[begin Data records]
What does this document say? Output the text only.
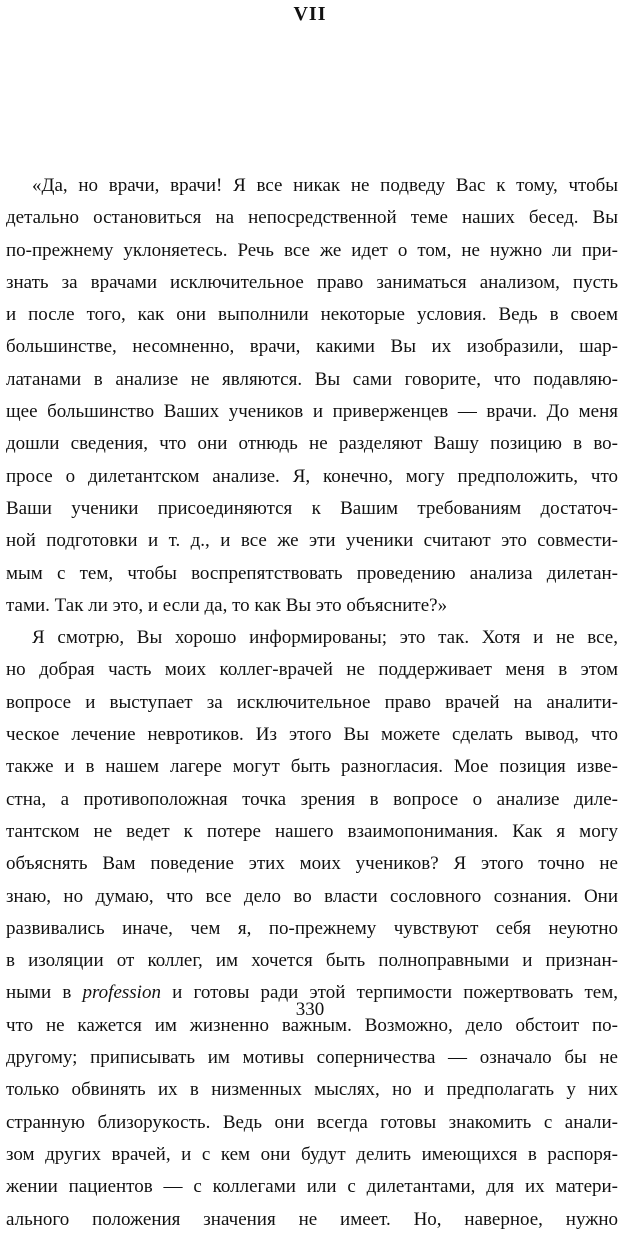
VII
«Да, но врачи, врачи! Я все никак не подведу Вас к тому, чтобы
детально остановиться на непосредственной теме наших бесед. Вы
по-прежнему уклоняетесь. Речь все же идет о том, не нужно ли при-
знать за врачами исключительное право заниматься анализом, пусть
и после того, как они выполнили некоторые условия. Ведь в своем
большинстве, несомненно, врачи, какими Вы их изобразили, шар-
латанами в анализе не являются. Вы сами говорите, что подавляю-
щее большинство Ваших учеников и приверженцев — врачи. До меня
дошли сведения, что они отнюдь не разделяют Вашу позицию в во-
просе о дилетантском анализе. Я, конечно, могу предположить, что
Ваши ученики присоединяются к Вашим требованиям достаточ-
ной подготовки и т. д., и все же эти ученики считают это совмести-
мым с тем, чтобы воспрепятствовать проведению анализа дилетан-
тами. Так ли это, и если да, то как Вы это объясните?»
Я смотрю, Вы хорошо информированы; это так. Хотя и не все,
но добрая часть моих коллег-врачей не поддерживает меня в этом
вопросе и выступает за исключительное право врачей на аналити-
ческое лечение невротиков. Из этого Вы можете сделать вывод, что
также и в нашем лагере могут быть разногласия. Мое позиция изве-
стна, а противоположная точка зрения в вопросе о анализе диле-
тантском не ведет к потере нашего взаимопонимания. Как я могу
объяснять Вам поведение этих моих учеников? Я этого точно не
знаю, но думаю, что все дело во власти сословного сознания. Они
развивались иначе, чем я, по-прежнему чувствуют себя неуютно
в изоляции от коллег, им хочется быть полноправными и признан-
ными в profession и готовы ради этой терпимости пожертвовать тем,
что не кажется им жизненно важным. Возможно, дело обстоит по-
другому; приписывать им мотивы соперничества — означало бы не
только обвинять их в низменных мыслях, но и предполагать у них
странную близорукость. Ведь они всегда готовы знакомить с анали-
зом других врачей, и с кем они будут делить имеющихся в распоря-
жении пациентов — с коллегами или с дилетантами, для их матери-
ального положения значения не имеет. Но, наверное, нужно
330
[end Data records]
__The exercise__. Look over the material above and show each line where "дело" appears.

__Result for this exercise__.
знаю, но думаю, что все дело во власти сословного сознания. Они
что не кажется им жизненно важным. Возможно, дело обстоит по-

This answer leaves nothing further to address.